Stated goal — Locate each line containing the string "These" and copy it out.

Entries —
★ ★ ★ ★ ★ ★ ★

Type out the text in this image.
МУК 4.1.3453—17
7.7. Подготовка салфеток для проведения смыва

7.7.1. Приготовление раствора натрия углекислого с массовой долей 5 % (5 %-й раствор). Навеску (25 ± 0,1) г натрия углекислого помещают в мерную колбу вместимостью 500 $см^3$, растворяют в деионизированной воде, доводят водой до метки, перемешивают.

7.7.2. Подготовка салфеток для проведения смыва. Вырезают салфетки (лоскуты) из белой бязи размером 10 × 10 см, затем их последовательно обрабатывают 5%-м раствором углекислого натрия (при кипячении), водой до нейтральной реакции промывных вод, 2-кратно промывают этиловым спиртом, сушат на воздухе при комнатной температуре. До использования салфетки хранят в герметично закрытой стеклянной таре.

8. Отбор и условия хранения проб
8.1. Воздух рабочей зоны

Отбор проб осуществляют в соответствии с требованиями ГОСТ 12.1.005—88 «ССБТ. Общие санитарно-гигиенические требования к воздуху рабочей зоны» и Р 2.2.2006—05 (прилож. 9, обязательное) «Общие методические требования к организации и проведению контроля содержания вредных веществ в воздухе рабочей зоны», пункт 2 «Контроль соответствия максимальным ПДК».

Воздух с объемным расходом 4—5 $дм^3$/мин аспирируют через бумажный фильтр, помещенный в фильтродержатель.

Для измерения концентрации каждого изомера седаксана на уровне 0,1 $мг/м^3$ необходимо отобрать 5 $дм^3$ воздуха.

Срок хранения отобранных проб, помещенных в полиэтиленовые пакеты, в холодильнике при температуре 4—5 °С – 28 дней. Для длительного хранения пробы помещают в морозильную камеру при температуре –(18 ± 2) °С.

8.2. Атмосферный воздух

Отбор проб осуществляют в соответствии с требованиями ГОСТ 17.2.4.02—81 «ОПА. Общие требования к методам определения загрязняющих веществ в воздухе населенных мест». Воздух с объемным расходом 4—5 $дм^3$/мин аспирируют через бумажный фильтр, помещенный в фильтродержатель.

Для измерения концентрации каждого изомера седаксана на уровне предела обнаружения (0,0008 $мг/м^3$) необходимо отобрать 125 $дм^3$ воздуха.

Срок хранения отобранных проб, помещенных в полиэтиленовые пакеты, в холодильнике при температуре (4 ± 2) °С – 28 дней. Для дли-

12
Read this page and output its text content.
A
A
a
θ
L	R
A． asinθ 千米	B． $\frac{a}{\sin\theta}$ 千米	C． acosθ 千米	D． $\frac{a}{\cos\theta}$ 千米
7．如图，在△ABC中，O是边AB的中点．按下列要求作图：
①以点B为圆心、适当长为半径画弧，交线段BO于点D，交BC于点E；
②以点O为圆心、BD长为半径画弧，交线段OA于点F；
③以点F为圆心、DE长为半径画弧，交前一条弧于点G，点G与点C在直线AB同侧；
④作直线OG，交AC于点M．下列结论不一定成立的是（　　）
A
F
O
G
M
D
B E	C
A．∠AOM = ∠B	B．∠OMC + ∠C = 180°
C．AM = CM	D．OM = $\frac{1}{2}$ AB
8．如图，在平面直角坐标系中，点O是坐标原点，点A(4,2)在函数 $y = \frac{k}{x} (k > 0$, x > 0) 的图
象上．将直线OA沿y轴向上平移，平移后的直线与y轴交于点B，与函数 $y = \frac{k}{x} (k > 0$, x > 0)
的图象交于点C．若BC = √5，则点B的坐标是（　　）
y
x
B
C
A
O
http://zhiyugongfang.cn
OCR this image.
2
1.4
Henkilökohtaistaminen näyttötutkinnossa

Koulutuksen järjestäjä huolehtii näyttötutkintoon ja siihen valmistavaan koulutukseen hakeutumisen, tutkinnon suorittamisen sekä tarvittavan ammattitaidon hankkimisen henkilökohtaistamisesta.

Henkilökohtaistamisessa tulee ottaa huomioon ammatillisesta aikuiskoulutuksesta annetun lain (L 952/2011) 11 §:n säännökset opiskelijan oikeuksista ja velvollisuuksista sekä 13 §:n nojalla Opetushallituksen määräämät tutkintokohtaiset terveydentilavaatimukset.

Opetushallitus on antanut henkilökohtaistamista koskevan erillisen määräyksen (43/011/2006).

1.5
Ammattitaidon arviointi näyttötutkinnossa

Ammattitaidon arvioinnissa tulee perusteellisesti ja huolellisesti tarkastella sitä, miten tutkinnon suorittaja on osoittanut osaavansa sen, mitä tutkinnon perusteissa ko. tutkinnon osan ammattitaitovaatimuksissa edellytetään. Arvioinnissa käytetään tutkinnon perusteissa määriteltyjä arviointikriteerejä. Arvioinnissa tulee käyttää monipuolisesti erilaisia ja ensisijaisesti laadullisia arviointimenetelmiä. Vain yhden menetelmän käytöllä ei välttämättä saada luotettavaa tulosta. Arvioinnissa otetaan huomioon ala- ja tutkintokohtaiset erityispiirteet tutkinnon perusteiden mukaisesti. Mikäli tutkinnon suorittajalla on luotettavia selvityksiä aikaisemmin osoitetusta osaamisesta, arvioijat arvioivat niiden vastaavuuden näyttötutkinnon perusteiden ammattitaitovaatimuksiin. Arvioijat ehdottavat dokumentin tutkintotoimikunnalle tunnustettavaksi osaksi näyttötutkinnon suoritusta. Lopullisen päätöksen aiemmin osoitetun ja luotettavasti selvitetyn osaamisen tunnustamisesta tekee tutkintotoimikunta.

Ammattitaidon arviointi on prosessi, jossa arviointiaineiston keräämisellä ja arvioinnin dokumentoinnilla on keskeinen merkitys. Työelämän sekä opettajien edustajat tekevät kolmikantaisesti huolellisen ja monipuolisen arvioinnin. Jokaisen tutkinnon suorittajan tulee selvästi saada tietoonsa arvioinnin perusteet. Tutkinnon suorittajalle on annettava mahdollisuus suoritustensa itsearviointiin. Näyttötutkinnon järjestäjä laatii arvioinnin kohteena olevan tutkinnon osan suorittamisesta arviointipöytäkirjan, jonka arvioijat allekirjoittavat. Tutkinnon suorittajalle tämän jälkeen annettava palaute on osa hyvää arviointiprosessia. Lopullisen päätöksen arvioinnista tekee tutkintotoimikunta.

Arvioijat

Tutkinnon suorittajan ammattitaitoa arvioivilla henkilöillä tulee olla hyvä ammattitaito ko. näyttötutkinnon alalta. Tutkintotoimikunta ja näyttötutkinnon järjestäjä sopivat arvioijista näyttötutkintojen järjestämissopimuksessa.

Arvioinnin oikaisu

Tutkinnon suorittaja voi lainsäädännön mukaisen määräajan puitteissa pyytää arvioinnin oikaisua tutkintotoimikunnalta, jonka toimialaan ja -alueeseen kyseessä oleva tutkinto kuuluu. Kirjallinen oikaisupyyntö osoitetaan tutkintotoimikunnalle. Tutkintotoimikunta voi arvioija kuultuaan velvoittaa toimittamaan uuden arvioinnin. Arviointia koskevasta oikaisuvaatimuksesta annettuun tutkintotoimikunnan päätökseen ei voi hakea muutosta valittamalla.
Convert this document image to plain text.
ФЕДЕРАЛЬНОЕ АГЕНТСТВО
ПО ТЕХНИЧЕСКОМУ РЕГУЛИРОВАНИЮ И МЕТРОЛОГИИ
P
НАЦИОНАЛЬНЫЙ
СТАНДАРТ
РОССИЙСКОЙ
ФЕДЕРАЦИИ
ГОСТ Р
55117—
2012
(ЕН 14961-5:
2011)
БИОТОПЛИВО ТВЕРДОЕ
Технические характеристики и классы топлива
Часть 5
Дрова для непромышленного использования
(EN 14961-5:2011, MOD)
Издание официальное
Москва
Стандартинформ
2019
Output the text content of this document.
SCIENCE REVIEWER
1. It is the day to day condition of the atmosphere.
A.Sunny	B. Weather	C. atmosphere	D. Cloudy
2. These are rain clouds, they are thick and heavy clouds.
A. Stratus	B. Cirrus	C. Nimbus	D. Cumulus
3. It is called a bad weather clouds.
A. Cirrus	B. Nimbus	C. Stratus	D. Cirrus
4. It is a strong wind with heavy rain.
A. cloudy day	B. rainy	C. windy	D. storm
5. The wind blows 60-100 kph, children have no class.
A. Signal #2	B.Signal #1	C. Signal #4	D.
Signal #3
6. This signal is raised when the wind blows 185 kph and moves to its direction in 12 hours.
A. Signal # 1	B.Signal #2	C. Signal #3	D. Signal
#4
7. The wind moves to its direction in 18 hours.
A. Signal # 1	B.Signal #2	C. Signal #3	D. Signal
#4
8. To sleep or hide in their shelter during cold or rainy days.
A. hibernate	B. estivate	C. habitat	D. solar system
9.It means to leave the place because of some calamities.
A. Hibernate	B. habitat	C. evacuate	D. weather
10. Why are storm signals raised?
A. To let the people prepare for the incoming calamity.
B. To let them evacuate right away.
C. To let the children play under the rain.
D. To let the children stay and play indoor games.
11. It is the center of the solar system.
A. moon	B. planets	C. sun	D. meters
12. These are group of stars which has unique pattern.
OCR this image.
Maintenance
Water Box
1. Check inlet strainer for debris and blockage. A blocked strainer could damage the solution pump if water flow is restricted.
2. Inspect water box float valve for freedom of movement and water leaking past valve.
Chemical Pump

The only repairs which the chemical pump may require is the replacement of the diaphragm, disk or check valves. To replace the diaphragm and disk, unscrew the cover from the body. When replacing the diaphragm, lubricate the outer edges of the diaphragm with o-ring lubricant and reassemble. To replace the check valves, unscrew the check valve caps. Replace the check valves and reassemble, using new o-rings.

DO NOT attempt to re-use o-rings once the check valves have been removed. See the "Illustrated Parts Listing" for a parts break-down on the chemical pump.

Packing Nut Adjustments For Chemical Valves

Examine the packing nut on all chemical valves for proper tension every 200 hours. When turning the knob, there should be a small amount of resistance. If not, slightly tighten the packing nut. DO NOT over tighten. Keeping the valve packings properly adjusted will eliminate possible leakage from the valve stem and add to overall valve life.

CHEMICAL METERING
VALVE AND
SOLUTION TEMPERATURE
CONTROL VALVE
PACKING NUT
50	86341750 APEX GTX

★ ★ ★ ★ ★ ★ ★

Final result —
2. These are rain clouds, they are thick and heavy clouds.
12. These are group of stars which has unique pattern.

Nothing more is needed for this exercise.